--- Begin DATA PROVIDED ---

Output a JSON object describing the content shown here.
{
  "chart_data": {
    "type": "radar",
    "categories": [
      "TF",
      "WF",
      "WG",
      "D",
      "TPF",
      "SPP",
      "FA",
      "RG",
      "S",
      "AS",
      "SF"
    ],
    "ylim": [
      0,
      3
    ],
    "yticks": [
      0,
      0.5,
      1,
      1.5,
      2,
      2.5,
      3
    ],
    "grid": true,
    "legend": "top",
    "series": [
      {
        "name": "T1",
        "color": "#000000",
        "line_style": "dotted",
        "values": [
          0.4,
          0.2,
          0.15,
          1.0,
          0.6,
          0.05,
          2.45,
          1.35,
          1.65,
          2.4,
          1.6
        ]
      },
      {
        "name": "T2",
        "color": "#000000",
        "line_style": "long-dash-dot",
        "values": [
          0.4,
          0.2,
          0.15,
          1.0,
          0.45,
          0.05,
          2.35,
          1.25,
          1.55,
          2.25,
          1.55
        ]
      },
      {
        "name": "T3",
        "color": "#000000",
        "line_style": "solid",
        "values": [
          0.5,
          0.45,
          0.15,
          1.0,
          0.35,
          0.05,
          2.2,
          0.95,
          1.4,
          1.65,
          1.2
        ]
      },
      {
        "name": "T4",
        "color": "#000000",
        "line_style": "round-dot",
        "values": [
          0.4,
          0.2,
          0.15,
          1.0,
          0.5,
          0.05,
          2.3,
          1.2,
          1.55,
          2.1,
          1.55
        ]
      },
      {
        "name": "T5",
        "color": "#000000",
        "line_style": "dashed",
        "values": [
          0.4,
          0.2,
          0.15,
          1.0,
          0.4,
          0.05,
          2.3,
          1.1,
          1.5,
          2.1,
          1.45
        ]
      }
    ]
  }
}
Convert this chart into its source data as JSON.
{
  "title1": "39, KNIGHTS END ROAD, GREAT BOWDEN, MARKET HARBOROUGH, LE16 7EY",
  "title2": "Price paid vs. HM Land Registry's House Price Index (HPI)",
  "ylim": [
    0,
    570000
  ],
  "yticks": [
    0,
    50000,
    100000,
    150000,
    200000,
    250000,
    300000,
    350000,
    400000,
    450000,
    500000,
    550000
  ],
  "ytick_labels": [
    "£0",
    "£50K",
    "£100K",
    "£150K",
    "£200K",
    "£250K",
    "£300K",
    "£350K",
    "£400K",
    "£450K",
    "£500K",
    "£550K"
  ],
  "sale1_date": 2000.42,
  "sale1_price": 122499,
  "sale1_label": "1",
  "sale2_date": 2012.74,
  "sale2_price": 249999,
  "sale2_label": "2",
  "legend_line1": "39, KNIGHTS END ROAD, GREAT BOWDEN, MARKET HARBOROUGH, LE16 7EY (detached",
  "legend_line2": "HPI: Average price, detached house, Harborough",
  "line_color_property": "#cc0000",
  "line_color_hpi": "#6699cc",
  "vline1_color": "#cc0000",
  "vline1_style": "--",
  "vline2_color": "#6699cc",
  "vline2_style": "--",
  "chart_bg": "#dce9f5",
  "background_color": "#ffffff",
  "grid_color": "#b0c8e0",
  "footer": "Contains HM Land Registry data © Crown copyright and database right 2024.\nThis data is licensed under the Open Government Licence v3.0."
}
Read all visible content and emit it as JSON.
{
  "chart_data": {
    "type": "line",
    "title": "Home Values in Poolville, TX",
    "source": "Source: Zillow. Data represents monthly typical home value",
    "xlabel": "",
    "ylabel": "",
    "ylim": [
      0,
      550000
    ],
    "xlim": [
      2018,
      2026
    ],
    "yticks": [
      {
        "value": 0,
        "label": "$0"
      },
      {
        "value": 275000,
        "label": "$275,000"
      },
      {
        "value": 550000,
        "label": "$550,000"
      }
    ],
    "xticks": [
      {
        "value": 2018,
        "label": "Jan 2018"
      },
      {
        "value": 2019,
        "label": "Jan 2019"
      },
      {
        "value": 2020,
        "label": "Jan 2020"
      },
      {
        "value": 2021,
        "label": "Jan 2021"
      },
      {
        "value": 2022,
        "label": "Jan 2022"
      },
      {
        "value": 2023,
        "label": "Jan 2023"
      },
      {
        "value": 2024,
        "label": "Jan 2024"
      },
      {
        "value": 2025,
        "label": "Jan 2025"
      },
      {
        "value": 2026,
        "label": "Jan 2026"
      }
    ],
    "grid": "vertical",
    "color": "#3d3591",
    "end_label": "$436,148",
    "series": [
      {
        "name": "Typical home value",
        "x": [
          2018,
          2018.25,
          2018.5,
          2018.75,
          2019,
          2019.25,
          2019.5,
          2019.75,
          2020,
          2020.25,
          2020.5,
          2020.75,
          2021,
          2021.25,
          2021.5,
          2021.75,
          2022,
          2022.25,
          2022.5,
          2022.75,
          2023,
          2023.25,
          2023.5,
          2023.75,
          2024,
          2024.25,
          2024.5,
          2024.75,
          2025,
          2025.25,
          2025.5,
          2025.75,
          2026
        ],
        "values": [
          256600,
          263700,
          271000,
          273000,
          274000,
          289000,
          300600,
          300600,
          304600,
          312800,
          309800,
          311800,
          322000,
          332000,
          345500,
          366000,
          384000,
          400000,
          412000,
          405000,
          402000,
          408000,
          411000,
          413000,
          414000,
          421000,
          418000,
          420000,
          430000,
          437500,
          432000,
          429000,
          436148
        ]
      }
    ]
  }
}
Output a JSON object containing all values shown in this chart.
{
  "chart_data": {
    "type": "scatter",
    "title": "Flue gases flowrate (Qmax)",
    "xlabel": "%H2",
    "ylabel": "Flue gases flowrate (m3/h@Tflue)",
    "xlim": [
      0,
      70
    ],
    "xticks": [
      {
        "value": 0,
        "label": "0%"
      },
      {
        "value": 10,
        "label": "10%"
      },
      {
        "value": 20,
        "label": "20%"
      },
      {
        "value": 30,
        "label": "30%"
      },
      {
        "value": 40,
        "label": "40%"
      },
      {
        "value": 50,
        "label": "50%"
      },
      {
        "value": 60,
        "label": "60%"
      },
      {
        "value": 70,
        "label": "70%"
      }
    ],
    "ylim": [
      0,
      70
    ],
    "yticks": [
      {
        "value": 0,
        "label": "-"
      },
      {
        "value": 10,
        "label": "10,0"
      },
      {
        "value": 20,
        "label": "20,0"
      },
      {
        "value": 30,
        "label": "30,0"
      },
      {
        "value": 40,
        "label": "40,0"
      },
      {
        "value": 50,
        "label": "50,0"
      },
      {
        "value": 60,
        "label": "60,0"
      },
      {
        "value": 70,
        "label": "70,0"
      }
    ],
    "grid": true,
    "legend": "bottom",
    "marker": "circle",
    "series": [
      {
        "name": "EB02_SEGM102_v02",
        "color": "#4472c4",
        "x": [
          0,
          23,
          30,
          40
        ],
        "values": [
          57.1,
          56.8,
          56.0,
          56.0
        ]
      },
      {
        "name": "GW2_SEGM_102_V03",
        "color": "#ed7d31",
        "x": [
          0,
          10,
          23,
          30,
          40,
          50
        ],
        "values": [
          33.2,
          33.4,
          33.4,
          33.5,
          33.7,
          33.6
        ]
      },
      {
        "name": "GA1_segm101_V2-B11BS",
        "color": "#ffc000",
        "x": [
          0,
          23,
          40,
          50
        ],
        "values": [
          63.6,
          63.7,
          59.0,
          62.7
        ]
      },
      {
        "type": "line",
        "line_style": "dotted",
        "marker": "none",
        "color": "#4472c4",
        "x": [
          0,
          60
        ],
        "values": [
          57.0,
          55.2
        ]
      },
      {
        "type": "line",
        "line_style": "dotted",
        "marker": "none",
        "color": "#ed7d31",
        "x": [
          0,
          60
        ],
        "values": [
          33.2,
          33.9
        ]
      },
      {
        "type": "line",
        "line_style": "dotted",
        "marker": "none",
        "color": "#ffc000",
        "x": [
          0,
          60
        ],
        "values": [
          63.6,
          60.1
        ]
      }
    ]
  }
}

--- End DATA PROVIDED ---

> **WORK TO DO**
What number of lines in the records contain the word "BOWDEN"? Answer with that number alone.

> **PROBLEM SOLUTION**
2